EXERCISE AIM - Every line that contains the word "JSON" should be copied out.
::::
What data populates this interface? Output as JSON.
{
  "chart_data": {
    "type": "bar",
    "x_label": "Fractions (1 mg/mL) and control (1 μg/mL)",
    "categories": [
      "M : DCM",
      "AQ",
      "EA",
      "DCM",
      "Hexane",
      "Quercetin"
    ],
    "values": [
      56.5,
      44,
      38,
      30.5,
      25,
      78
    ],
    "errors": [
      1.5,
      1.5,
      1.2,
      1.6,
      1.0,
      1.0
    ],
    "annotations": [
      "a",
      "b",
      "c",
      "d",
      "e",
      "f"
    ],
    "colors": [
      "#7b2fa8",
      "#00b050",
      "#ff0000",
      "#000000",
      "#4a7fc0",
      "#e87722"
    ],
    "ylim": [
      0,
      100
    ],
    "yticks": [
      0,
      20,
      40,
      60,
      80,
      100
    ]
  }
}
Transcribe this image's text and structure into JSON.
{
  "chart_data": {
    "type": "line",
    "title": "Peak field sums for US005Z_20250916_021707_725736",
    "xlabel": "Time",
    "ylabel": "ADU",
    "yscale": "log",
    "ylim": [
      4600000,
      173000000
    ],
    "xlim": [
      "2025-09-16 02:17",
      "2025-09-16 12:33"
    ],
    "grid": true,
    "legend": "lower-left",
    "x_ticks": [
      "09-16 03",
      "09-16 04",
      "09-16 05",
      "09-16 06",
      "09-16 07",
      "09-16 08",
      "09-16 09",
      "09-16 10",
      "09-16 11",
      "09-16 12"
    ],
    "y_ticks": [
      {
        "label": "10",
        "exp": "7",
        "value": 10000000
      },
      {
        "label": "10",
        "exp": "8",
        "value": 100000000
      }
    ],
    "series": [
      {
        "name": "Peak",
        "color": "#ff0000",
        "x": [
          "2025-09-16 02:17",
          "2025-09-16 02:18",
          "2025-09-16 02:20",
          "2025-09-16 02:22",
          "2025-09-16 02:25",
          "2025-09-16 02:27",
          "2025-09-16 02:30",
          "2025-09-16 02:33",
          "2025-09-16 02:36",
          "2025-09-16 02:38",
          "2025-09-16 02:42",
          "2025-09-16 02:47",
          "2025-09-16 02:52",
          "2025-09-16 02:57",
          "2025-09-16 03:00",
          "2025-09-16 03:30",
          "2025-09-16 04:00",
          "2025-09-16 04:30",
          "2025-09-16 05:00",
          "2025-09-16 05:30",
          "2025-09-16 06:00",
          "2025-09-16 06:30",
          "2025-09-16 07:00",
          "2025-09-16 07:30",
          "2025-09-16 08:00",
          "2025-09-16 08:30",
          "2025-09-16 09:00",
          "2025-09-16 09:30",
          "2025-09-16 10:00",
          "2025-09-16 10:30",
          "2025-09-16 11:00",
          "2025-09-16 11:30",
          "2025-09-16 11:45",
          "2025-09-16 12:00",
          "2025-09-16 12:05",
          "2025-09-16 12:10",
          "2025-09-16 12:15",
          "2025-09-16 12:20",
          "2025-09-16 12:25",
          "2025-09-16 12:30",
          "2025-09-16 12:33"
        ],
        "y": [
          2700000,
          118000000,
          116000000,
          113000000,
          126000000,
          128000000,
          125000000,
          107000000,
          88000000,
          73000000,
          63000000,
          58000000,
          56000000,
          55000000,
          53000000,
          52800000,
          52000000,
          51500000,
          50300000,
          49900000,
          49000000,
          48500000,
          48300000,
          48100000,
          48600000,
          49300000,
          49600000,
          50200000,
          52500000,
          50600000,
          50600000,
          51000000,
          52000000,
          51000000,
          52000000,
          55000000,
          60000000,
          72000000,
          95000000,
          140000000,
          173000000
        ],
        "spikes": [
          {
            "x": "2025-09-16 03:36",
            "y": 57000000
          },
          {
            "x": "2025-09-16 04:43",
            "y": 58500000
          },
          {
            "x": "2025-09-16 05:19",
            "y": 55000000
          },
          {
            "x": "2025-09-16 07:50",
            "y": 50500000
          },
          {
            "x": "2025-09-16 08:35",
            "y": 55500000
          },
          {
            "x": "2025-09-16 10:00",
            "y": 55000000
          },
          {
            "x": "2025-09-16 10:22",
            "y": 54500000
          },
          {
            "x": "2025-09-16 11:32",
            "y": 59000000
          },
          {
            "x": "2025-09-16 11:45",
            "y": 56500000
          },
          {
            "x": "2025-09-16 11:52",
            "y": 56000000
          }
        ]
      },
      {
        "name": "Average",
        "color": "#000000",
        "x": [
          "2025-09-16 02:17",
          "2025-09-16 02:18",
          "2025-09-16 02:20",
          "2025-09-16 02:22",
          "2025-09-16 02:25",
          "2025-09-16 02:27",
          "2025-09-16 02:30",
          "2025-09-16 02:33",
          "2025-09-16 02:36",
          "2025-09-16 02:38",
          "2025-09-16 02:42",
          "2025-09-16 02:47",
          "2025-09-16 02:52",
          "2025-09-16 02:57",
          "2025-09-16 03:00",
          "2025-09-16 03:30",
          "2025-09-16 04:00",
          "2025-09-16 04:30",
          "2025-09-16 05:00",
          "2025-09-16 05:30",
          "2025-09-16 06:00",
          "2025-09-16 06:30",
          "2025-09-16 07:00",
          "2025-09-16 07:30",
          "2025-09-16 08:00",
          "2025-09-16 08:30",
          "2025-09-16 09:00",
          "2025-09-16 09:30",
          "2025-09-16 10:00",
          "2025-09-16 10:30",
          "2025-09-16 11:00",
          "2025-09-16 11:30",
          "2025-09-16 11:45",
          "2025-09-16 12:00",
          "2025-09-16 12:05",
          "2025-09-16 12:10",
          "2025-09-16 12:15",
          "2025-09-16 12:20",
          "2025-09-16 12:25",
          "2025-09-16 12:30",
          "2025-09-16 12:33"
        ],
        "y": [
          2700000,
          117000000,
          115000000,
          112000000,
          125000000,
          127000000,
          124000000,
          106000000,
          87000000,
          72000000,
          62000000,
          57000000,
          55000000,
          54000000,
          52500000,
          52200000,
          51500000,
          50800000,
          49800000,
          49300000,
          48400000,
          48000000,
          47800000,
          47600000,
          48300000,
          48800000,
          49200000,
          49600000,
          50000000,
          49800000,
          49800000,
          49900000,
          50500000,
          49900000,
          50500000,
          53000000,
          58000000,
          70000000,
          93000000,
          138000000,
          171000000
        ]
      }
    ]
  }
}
::::
ANSWER FOR THE TASK -
What data populates this interface? Output as JSON.
Transcribe this image's text and structure into JSON.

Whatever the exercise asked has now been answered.